▶ [给定文本]:
----------

Ubuntu Kubernetes故障排查技巧 - 问答

Ubuntu环境下Kubernetes故障排查技巧

一、通用故障排查基础

在Ubuntu节点上排查Kubernetes故障前，需掌握以下基础命令和思路：

查看节点状态：kubectl get nodes 确认节点是否处于Ready状态（若为NotReady，需进一步排查节点服务）；
查看Pod状态：kubectl get pods -A 检查所有命名空间的Pod是否运行正常（Running/Pending/Failed）；
查看详细信息：kubectl describe pod <pod-name> 获取Pod的事件（如镜像拉取失败、资源不足）、容器状态和重启次数；
查看容器日志：kubectl logs <pod-name> -c <container-name>（若Pod有多个容器，需指定-c）定位应用错误；
查看系统日志：Ubuntu节点上的Kubelet日志是关键，使用journalctl -u kubelet -f实时查看Kubelet运行日志（如容器运行时错误、节点资源问题）；
检查磁盘空间：df -h 确认Ubuntu节点磁盘未满（Kubelet或容器运行时可能因磁盘空间不足停止工作）；
检查网络连通性：ping、traceroute或kubectl exec -it <pod-name> -- curl <service-ip> 验证节点与集群其他组件（如API Server、Pod）的通信。

----------

▶ [条目摘录]:

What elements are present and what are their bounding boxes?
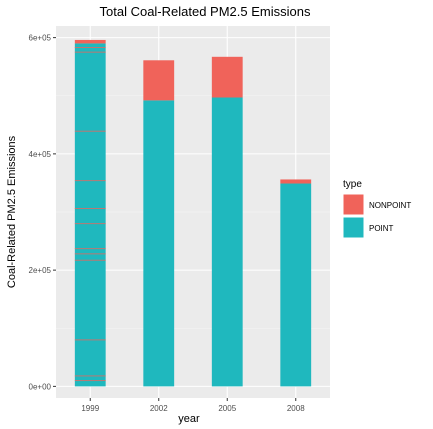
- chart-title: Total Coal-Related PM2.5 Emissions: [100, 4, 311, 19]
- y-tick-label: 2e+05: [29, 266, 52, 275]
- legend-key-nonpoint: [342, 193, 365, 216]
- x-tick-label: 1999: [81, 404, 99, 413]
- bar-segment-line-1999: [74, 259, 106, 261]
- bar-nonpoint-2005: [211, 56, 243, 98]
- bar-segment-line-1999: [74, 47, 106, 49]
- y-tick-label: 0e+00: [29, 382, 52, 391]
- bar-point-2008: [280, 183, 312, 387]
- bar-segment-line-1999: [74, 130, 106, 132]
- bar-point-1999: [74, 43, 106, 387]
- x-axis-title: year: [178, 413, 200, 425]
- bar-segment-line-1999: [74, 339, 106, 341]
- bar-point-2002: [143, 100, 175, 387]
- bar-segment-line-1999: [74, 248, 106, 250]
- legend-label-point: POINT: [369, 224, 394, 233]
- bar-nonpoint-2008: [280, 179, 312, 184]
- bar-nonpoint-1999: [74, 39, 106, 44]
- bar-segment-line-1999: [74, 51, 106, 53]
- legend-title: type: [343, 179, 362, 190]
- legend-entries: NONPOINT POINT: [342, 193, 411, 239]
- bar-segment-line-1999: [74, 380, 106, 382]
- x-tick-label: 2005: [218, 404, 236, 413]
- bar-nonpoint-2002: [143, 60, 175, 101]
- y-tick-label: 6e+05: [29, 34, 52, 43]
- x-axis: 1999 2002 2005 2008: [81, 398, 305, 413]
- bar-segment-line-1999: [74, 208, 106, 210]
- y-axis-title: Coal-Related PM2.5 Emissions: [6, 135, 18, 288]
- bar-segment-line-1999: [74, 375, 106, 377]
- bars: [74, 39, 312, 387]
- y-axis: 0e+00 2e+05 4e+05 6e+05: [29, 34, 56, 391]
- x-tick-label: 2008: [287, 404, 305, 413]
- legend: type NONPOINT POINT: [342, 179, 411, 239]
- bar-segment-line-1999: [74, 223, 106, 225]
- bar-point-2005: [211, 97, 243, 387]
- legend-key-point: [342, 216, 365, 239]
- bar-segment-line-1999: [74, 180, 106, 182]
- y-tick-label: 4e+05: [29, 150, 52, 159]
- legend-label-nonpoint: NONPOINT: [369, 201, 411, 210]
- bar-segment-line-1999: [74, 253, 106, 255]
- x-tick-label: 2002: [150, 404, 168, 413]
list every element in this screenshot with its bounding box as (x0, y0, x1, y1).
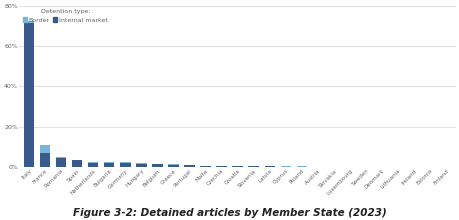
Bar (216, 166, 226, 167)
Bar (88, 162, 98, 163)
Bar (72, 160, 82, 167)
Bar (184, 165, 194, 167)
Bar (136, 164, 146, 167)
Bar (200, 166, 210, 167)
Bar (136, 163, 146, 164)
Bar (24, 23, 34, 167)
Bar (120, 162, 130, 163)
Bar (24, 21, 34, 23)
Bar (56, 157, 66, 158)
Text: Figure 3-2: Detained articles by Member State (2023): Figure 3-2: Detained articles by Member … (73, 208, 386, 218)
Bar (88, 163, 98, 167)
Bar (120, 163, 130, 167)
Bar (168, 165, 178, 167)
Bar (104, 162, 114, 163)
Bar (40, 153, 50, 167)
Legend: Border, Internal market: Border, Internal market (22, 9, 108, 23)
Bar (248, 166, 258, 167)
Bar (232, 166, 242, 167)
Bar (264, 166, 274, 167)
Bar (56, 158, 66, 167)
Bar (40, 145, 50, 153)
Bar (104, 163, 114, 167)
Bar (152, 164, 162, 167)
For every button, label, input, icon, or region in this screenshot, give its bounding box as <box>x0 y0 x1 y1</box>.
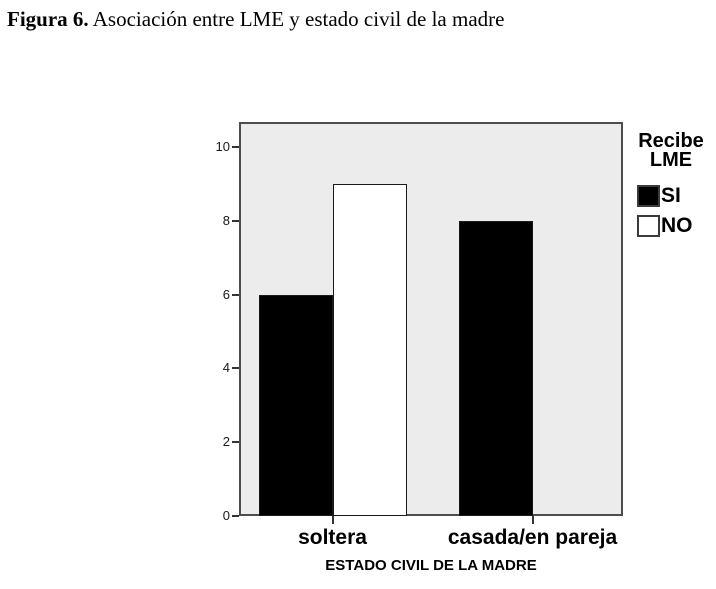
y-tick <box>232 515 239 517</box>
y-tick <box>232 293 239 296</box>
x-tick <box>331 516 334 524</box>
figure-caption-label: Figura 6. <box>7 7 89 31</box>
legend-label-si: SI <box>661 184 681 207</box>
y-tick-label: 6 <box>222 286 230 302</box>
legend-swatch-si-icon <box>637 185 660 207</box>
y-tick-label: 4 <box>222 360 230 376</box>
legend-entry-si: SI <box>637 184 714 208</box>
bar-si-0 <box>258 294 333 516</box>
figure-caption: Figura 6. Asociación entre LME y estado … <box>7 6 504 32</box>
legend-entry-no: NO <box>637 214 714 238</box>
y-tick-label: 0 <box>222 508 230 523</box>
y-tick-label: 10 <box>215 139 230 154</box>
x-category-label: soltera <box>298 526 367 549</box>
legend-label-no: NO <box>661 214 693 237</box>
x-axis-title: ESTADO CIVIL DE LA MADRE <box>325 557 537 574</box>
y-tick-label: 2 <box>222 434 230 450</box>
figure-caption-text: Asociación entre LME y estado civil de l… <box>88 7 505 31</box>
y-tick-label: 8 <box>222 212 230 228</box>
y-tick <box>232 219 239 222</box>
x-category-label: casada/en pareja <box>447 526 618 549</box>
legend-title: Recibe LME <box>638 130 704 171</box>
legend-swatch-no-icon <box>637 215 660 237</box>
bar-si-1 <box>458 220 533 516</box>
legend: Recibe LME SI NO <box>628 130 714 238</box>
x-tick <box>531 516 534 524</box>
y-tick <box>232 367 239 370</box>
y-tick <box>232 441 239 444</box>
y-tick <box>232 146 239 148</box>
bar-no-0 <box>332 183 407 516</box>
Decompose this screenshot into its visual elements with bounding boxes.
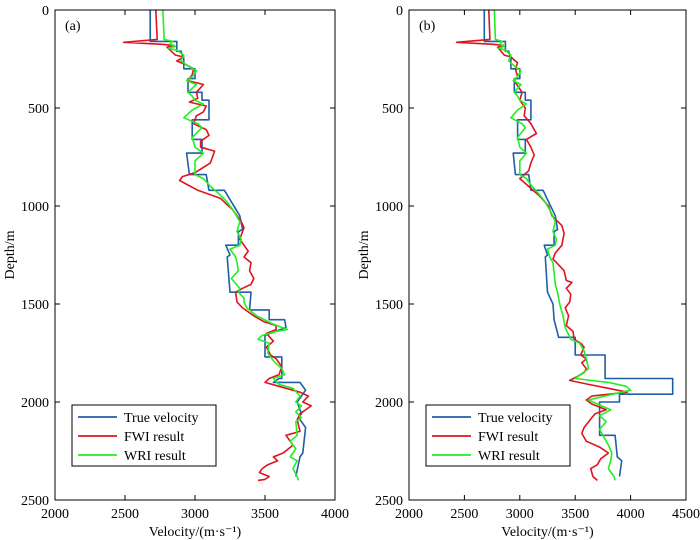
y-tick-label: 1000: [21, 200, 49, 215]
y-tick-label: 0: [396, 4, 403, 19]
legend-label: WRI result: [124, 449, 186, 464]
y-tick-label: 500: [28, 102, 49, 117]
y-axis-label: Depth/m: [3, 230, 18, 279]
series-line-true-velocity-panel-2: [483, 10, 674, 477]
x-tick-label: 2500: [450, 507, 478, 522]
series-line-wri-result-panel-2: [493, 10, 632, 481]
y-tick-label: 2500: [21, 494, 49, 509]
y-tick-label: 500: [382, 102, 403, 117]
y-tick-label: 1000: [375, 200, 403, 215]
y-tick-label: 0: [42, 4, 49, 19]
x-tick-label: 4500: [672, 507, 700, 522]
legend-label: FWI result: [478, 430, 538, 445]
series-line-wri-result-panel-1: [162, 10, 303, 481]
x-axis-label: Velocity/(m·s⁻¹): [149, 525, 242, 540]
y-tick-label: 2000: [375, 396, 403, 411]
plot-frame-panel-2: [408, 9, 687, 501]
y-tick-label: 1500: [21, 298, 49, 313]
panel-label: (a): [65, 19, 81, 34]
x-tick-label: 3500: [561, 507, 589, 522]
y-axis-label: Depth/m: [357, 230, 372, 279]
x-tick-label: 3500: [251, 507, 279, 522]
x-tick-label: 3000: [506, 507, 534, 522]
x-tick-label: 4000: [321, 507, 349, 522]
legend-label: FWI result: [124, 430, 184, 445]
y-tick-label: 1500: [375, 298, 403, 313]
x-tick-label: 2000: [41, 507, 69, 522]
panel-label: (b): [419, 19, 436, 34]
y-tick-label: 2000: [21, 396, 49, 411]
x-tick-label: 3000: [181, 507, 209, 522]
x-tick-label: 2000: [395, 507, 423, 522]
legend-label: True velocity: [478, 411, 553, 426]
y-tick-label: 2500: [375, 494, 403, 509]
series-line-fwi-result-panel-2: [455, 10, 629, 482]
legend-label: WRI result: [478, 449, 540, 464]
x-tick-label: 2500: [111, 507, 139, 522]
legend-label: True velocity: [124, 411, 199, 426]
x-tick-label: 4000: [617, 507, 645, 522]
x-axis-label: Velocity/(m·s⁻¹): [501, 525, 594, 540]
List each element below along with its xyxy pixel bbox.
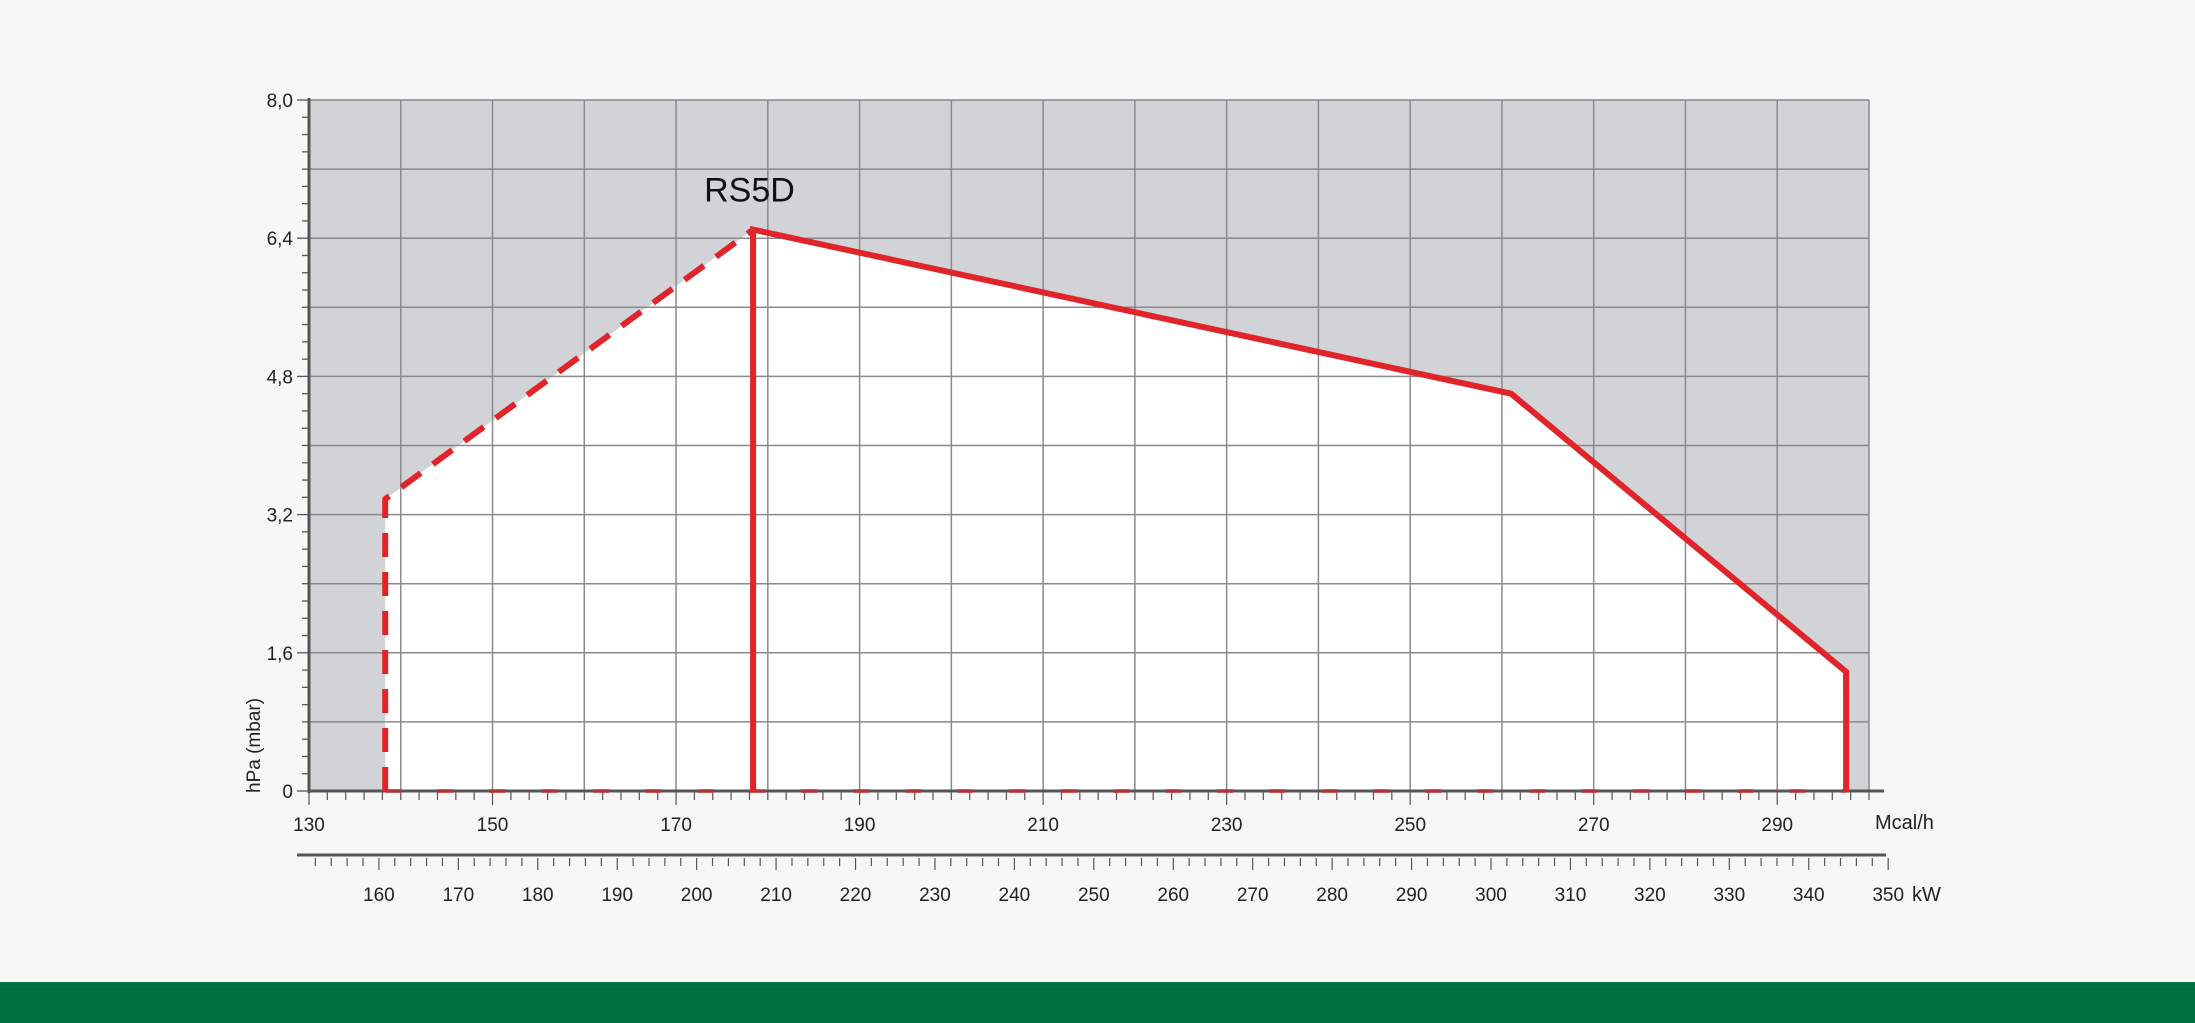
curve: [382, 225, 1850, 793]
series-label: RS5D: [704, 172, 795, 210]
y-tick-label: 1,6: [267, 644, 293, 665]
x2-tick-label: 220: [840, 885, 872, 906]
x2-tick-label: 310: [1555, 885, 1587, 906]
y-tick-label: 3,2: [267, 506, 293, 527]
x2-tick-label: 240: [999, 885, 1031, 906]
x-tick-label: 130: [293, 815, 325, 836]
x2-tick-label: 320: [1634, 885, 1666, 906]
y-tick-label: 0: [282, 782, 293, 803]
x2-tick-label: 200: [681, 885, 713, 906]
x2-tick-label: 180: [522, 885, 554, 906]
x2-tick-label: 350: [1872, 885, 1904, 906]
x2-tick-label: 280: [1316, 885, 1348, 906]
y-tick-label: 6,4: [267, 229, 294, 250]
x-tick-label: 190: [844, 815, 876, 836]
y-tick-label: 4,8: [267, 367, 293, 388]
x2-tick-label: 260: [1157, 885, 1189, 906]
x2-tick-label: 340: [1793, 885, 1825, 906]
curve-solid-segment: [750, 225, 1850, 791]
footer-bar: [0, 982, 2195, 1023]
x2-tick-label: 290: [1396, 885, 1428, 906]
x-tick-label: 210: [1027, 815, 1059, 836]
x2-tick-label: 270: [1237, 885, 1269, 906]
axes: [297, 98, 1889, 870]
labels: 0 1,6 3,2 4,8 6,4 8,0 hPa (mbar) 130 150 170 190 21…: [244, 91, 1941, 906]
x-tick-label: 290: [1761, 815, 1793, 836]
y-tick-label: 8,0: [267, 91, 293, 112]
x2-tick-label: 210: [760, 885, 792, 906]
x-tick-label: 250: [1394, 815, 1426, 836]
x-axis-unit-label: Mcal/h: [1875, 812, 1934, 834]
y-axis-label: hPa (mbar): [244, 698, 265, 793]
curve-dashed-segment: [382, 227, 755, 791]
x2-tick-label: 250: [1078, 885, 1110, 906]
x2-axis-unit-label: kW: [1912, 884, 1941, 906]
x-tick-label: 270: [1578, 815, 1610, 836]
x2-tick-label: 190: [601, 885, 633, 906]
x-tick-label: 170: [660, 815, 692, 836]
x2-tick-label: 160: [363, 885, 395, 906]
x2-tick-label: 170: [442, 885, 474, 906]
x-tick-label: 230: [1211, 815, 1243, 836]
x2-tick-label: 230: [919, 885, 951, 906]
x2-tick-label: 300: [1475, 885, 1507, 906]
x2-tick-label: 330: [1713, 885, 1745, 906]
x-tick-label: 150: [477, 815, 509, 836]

----------

▶ [布置任务]:
1. 判断以下三项说法是否符合上面的Kubernetes故障排查文本，逐项回答"是"或"否"，并原样引用文本中起决定作用的字句。
(a) 节点状态为NotReady时，需要进一步排查节点服务。
(b) 用kubectl logs查看容器日志时，不论Pod里有几个容器，都必须指定-c。
(c) Kubelet或容器运行时可能因为磁盘空间不足而停止工作。
2. 续写上面的Kubernetes故障排查文本，从最后一句之后接着往下写。

▶ [答案如下]:
1.
(a) 是："若为NotReady，需进一步排查节点服务"
(b) 否："若Pod有多个容器，需指定-c"
(c) 是："Kubelet或容器运行时可能因磁盘空间不足停止工作"

2.
二、Ubuntu节点特定问题排查

Ubuntu作为Kubernetes节点的操作系统，其自身配置问题可能导致集群故障：

Kubelet配置检查：Kubelet主配置文件通常位于/etc/kubernetes/kubelet.conf或/var/lib/kubelet/config.yaml，需确认clusterDNS（如10.96.0.10，需与CoreDNS配置一致）、clusterDomain（如cluster.local）、runtimeEndpoint（若使用containerd，应为unix:///run/containerd/containerd.sock）等参数正确；
磁盘空间清理：若df -h显示/var或/分区空间不足（如使用率超过80%），需清理旧日志（/var/log）、无用镜像（docker system prune或crictl rmi --prune）或临时文件；
Kubelet服务修复：若Kubelet未运行，使用systemctl status kubelet查看状态，systemctl restart kubelet重启服务，若频繁崩溃需检查日志中的OOMKilled（内存不足）或failed to start container runtime（容器运行时问题）等错误；
容器运行时配置：Ubuntu节点常用containerd作为容器运行时，需确认/etc/containerd/config.toml中的sandbox_image（如registry.aliyuncs.com/google_containers/pause:3.9，避免境外镜像拉取失败）、SystemdCgroup（设为true，适配Ubuntu的Systemd管理）等参数正确，修改后执行containerd config default > /etc/containerd/config.toml并重启containerd（systemctl restart containerd）。

三、Pod常见故障及解决

Pod是Kubernetes的最小调度单元，其故障直接影响应用运行：

Pod状态分析：
- Pending：通常因资源不足（CPU/内存请求超过节点可用资源）或镜像拉取失败（如私有仓库未认证、镜像不存在）；
- CrashLoopBackOff：容器启动后立即崩溃，需查看容器日志（kubectl logs <pod-name>）定位应用错误（如代码bug、配置文件缺失）；
- NotReady：容器未通过健康检查（livenessProbe/readinessProbe失败），需检查探针配置（如httpGet路径是否正确、initialDelaySeconds是否足够）。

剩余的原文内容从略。